◆ Given exercise:
From the listing below, pull each line that includes "Республика".

::: Listed entries

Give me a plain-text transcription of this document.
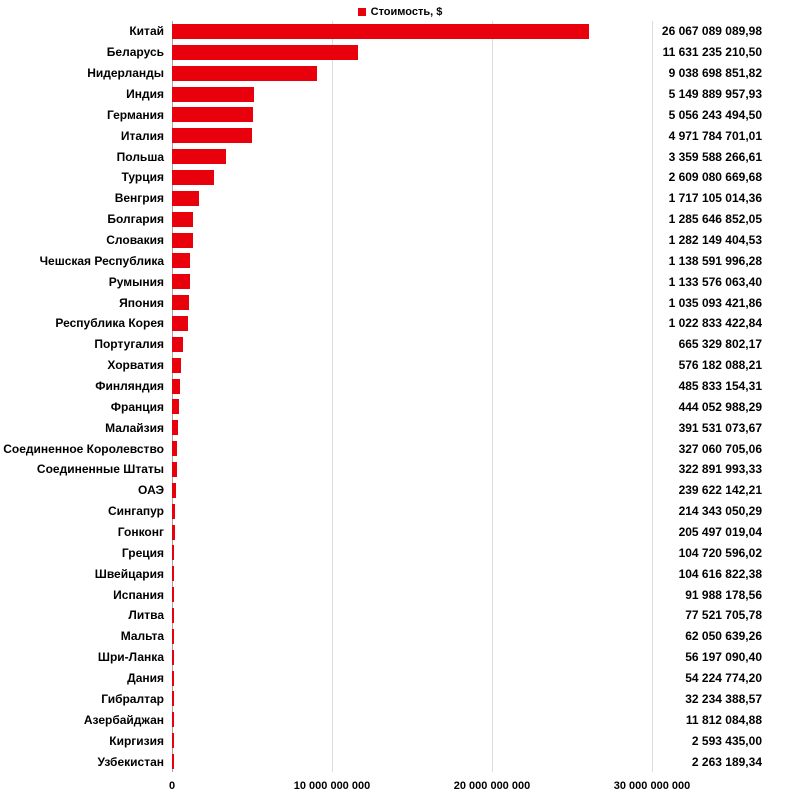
Стоимость, $
Китай	26 067 089 089,98
Беларусь	11 631 235 210,50
Нидерланды	9 038 698 851,82
Индия	5 149 889 957,93
Германия	5 056 243 494,50
Италия	4 971 784 701,01
Польша	3 359 588 266,61
Турция	2 609 080 669,68
Венгрия	1 717 105 014,36
Болгария	1 285 646 852,05
Словакия	1 282 149 404,53
Чешская Республика	1 138 591 996,28
Румыния	1 133 576 063,40
Япония	1 035 093 421,86
Республика Корея	1 022 833 422,84
Португалия	665 329 802,17
Хорватия	576 182 088,21
Финляндия	485 833 154,31
Франция	444 052 988,29
Малайзия	391 531 073,67
Соединенное Королевство	327 060 705,06
Соединенные Штаты	322 891 993,33
ОАЭ	239 622 142,21
Сингапур	214 343 050,29
Гонконг	205 497 019,04
Греция	104 720 596,02
Швейцария	104 616 822,38
Испания	91 988 178,56
Литва	77 521 705,78
Мальта	62 050 639,26
Шри-Ланка	56 197 090,40
Дания	54 224 774,20
Гибралтар	32 234 388,57
Азербайджан	11 812 084,88
Киргизия	2 593 435,00
Узбекистан	2 263 189,34
0	10 000 000 000	20 000 000 000	30 000 000 000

::::::

◆ Correct output:
Чешская Республика	1 138 591 996,28
Республика Корея	1 022 833 422,84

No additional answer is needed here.